Eberl: Das weiß ich nicht.

Im letzten Herbst kam es am Rande eines Europapokalspiels zum ersten intensiven Treffen mit Rose. Welches Spiel war das?

Eberl: Eines von Salzburg.

Wie lief das Treffen genau ab?

Eberl: Wir betreiben das Trainerscouting sehr intensiv und hatten Marco daher schon seit langer Zeit im Blick. Wir schauen auch viele Europapokalspiele und wollten in diesem Fall live sehen, wie er sich auf dem Platz macht. Anschließend trafen wir uns in einem VIP-Raum, wir konnten um die späte Uhrzeit auch nicht mehr nach Hause fliegen. Das Zusammentreffen war wirklich zufällig und nicht geplant. Wir haben uns lange unterhalten und Ideen und Philosophien ausgetauscht. Das war am Ende auch der Wissensvorsprung, der für uns im Rennen um ihn auf jeden Fall nicht von Nachteil war.

Insofern auch ein vollkommen anderes Vorgehen wie beispielsweise nach einer Trainerentlassung während der Saison?

Eberl: Absolut. Nachdem man eine solch bewusste Entscheidung getroffen hat wie ich, hat man als Sportdirektor nur ganz selten die Chance, den gewünschten Trainer zu holen. In wahrscheinlich 90 Prozent der Fälle wählt man nach einer Trainerentlassung denjenigen auf dem Markt aus, der am besten zu dir zu passen scheint. Die Wunschlösung bekommt man aber nur ganz selten. Mit Lucien Favre lief es damals ähnlich ab.

Inwiefern?

Eberl: Wir haben uns im Sommer 2008 bei ihm zu Hause in der Schweiz getroffen, weil ich mit ihm über den Schweizer Jugendfußball sprechen wollte. In diesem kleinen Land wurde damals sensationelle Arbeit geleistet, 2009 wurde man ja auch mit der U17 um Granit Xhaka Weltmeister. Wir haben dann dreieinhalb Stunden miteinander geredet. Als wir zweieinhalb Jahre später einen neuen Trainer brauchten, dauerte es nur ein Telefonat, denn Lucien war frei, wir kannten uns bereits und hatten uns ausgetauscht. Ich weiß noch, dass ich ihn Samstagabend auf der Heimfahrt aus St. Pauli anrief und er Sonntagabend unterschrieben hat. Das ging nur, weil das Gefühl füreinander schon vorher da war - wie jetzt bei Marco.

Anfang 2019 sollen Sie schließlich die Information bekommen haben, dass sich Rose vorstellen könne, in der neuen Saison woanders zu arbeiten. Wie kam diese Information zu Ihnen?

::::

## Aufgabenliste
[1] Gib aus dem Interview mit Eberl wortgetreu den Abschnitt wieder, der mit den Worten „Eberl: Das weiß“ beginnt und mit „während der Saison?“ endet.
[2] Übertrage diesen Satz aus dem Interview mit Eberl ins Englische: „Das Zusammentreffen war wirklich zufällig und nicht geplant.“
[3] Schreib das Interview mit Eberl dort weiter, wo es aufhört.
Das Material hat hiermit nichts zu tun.

::::

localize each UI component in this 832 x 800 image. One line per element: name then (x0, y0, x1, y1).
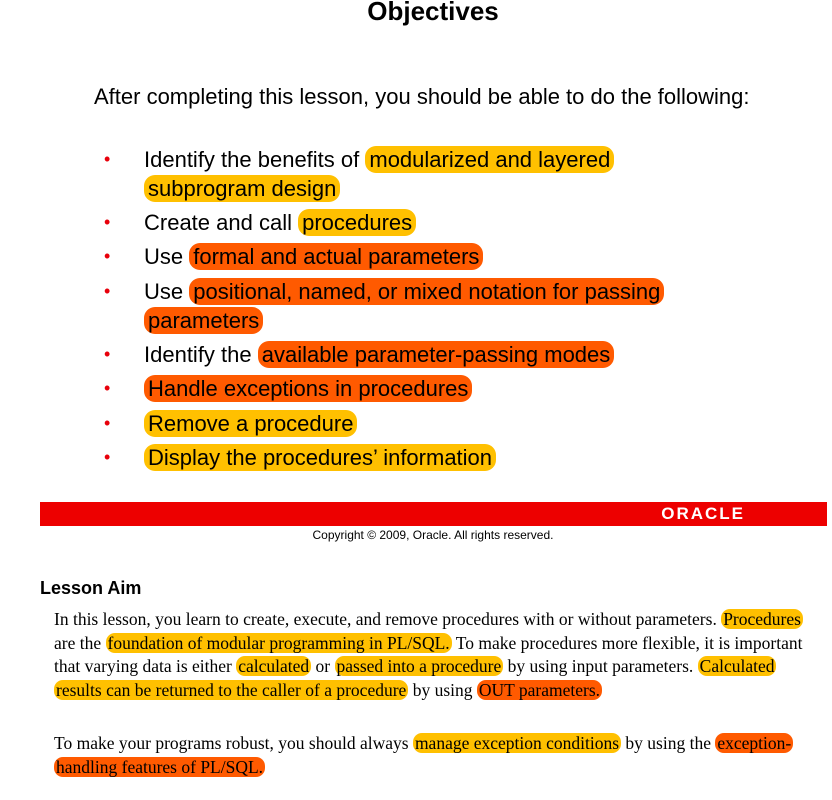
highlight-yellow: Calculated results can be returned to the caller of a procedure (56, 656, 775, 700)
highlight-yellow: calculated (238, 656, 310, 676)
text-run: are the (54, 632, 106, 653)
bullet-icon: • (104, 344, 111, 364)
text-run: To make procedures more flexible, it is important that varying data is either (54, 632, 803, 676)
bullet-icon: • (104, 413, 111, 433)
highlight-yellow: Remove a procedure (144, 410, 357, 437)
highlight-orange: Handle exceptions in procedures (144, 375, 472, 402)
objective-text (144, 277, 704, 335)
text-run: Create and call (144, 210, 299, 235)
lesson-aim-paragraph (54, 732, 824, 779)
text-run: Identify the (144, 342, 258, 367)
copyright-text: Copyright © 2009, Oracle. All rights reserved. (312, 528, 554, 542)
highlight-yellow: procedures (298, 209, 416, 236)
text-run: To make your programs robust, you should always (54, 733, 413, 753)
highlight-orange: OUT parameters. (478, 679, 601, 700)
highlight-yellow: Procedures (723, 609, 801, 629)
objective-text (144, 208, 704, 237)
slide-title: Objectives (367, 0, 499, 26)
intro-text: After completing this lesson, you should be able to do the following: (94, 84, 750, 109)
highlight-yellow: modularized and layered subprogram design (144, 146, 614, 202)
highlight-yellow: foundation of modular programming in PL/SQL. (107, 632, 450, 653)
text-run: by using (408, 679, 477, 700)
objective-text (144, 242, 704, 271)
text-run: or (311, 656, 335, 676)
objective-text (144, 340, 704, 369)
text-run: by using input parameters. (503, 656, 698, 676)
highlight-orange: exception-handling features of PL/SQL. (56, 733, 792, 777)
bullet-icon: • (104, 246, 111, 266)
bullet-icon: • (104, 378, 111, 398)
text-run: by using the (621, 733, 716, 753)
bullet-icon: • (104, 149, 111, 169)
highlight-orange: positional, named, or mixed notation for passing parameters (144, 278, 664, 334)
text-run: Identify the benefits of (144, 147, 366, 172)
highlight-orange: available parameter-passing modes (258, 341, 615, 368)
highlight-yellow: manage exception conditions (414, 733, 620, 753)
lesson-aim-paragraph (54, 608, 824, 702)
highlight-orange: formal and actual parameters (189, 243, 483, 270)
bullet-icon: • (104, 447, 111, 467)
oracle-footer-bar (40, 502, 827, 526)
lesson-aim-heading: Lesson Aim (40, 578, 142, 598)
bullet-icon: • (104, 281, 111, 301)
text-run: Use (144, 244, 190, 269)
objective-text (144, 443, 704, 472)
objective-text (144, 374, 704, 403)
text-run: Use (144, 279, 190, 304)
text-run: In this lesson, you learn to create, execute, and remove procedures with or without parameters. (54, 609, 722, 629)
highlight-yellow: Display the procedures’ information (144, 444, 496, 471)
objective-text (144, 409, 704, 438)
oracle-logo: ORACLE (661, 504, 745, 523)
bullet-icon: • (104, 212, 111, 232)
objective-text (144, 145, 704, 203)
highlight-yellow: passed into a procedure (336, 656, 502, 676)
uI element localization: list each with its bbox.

::::

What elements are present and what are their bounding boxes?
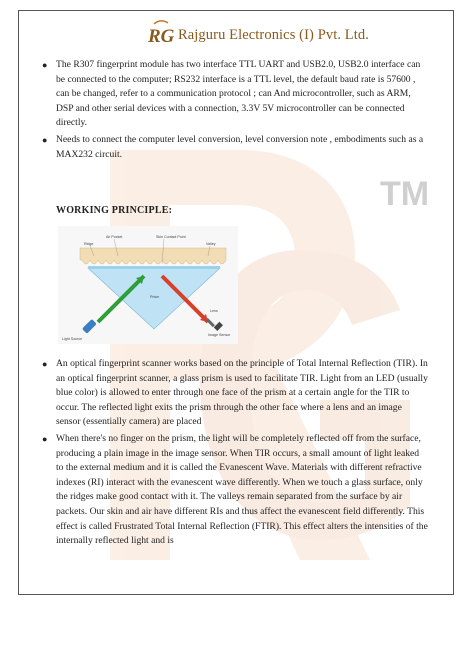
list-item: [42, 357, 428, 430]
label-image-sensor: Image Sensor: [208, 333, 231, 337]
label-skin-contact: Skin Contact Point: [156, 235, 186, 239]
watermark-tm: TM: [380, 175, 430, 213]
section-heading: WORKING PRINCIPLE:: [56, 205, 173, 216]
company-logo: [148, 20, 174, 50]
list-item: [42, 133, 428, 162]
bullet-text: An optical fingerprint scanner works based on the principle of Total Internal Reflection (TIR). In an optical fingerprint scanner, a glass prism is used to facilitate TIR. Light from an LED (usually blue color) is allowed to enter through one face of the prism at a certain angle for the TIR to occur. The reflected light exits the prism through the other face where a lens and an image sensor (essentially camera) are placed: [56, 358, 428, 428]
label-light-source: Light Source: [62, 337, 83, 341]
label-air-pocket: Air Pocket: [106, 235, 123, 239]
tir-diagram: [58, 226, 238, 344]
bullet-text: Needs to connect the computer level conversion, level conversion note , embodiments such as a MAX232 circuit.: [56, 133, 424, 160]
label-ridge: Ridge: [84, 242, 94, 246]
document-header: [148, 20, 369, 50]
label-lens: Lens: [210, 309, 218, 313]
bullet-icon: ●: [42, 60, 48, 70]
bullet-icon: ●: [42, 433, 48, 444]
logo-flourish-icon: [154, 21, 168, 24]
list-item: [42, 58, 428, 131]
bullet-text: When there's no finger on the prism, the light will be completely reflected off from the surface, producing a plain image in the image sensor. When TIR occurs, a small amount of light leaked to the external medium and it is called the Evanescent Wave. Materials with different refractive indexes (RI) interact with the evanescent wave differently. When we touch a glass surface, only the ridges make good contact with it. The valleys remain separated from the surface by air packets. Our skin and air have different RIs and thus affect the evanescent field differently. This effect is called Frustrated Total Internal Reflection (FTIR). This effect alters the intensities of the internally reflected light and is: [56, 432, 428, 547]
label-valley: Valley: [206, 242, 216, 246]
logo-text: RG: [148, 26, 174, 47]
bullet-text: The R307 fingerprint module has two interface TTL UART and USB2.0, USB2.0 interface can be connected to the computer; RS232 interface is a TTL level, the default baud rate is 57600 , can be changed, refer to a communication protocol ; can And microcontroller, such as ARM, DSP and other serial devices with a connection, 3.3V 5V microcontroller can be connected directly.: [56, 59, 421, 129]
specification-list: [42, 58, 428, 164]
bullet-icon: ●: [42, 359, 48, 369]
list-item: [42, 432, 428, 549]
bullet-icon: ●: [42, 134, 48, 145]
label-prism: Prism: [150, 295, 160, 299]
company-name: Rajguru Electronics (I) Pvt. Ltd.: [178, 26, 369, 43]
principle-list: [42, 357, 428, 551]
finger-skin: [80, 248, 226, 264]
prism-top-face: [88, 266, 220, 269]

::::

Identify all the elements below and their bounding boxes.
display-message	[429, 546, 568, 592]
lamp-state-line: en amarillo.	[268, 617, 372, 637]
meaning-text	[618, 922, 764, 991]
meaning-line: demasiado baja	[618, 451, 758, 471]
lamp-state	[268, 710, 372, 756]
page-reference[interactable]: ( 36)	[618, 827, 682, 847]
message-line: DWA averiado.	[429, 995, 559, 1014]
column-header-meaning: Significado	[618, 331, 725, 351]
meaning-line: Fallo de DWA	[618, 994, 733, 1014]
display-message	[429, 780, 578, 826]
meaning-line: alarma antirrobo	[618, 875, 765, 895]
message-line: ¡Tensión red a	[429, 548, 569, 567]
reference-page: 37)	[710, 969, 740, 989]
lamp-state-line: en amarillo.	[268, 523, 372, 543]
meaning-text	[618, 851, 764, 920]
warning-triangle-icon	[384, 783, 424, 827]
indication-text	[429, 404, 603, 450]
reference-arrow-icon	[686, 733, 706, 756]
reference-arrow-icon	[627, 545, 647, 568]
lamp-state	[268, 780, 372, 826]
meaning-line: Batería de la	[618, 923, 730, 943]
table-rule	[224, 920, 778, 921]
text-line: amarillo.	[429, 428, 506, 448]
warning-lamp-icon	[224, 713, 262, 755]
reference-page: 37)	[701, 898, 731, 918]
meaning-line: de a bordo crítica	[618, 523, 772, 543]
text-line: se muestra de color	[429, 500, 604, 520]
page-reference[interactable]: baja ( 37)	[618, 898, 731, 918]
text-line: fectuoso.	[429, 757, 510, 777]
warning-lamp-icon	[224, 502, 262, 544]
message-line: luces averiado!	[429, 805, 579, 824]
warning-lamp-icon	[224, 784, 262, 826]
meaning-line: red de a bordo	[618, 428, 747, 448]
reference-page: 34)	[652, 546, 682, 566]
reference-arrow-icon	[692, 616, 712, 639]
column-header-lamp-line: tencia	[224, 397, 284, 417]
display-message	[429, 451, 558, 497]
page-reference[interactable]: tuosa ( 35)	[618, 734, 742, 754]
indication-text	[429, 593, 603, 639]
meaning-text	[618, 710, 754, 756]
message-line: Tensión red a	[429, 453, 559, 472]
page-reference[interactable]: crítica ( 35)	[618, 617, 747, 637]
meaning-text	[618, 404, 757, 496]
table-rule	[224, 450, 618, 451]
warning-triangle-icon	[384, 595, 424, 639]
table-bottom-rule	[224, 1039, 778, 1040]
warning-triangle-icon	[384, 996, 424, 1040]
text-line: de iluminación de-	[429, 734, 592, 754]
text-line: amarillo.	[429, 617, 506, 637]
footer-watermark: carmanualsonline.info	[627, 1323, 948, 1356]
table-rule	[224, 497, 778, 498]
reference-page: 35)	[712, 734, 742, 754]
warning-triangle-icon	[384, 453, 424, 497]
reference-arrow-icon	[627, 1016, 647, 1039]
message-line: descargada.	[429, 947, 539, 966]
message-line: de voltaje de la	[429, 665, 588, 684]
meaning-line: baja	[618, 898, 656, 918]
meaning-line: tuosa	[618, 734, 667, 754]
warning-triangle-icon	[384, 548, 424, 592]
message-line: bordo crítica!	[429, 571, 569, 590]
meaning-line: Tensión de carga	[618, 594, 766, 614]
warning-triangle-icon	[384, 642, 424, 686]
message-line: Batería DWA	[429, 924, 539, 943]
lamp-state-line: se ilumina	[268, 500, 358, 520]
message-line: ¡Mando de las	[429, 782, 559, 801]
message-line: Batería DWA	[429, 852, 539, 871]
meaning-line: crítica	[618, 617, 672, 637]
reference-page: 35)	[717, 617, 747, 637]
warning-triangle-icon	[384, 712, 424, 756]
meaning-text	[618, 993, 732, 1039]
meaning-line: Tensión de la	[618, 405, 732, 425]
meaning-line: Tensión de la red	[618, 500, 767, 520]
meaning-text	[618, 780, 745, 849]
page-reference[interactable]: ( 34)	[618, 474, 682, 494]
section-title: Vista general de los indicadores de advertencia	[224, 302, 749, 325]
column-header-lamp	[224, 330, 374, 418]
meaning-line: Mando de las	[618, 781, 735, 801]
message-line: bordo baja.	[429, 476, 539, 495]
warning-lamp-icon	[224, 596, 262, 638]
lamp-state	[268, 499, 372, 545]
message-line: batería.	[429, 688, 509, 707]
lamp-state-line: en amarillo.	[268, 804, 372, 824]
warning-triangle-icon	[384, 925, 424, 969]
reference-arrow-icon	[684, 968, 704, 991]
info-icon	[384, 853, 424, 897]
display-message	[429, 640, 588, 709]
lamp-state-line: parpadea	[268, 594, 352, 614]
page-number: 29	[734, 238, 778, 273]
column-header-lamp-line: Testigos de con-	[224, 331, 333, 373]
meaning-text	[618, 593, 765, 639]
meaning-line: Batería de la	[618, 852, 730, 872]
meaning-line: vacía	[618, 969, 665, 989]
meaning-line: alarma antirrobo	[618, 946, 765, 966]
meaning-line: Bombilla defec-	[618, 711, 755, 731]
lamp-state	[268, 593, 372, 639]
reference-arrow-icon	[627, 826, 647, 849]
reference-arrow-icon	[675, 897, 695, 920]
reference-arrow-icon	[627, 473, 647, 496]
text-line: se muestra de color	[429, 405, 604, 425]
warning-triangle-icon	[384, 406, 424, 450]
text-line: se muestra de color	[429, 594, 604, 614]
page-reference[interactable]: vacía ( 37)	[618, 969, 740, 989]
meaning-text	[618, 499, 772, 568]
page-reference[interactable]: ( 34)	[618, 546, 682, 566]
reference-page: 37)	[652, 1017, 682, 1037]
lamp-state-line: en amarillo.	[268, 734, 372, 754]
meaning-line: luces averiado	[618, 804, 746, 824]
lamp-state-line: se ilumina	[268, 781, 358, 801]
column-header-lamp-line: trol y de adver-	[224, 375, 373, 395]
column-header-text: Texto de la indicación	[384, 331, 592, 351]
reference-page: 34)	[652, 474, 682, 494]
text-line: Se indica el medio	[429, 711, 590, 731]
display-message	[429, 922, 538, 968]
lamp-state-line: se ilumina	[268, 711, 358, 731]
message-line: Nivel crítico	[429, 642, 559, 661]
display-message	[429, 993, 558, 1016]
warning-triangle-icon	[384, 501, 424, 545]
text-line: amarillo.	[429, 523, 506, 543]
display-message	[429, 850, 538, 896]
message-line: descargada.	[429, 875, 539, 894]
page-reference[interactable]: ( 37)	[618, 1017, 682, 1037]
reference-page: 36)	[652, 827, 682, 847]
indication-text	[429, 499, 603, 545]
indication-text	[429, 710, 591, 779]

::::

## Antworten in Reihenfolge
[1]
Eberl: Das weiß ich nicht.

Im letzten Herbst kam es am Rande eines Europapokalspiels zum ersten intensiven Treffen mit Rose. Welches Spiel war das?

Eberl: Eines von Salzburg.

Wie lief das Treffen genau ab?

Eberl: Wir betreiben das Trainerscouting sehr intensiv und hatten Marco daher schon seit langer Zeit im Blick. Wir schauen auch viele Europapokalspiele und wollten in diesem Fall live sehen, wie er sich auf dem Platz macht. Anschließend trafen wir uns in einem VIP-Raum, wir konnten um die späte Uhrzeit auch nicht mehr nach Hause fliegen. Das Zusammentreffen war wirklich zufällig und nicht geplant. Wir haben uns lange unterhalten und Ideen und Philosophien ausgetauscht. Das war am Ende auch der Wissensvorsprung, der für uns im Rennen um ihn auf jeden Fall nicht von Nachteil war.

Insofern auch ein vollkommen anderes Vorgehen wie beispielsweise nach einer Trainerentlassung während der Saison?

[2] The meeting was really by chance and not planned.

[3]
Eberl: Jeder, der ein gewisses Netzwerk hat, das gilt ja auch für viele Journalisten in deren Bereichen, bekommt mit, was aktuell auf dem Markt passiert. Es sickert durch, wenn ein Trainer überlegt, sich zur neuen Saison verändern zu wollen. Und dann geht man der Information nach. Im Falle von Marco war es nicht so, dass er sich damals schon final entschieden hatte. Er trug diesen Gedanken aber in sich. Als das klar war, habe ich mich ernsthaft mit dem Thema beschäftigt.

Wie hoch wäre die Wahrscheinlichkeit gewesen, dass Sie sich für einen solchen Schritt entschieden hätten, wenn bei Rose nicht die Tür aufgegangen wäre?

Eberl: Das kann ich nicht sagen. Es war sozusagen eine komfortable Situation für uns, denn wir hatten bereits einen guten Trainer. Ich habe ja auch nach der Entscheidung für Marco an Dieter festgehalten, weil ich mit der Qualität seiner Arbeit unfassbar zufrieden war. Ich wollte halt nur für die Zukunft etwas Anderes machen. Wenn Marco nicht auf dem Markt gewesen wäre oder uns abgesagt hätte, wäre es logisch gewesen, dass Dieter weiterhin auf unserer Bank gesessen hätte.

Und was wäre passiert, wenn nicht Rose, aber ein Trainer mit derselben Spielphilosophie verfügbar gewesen wäre?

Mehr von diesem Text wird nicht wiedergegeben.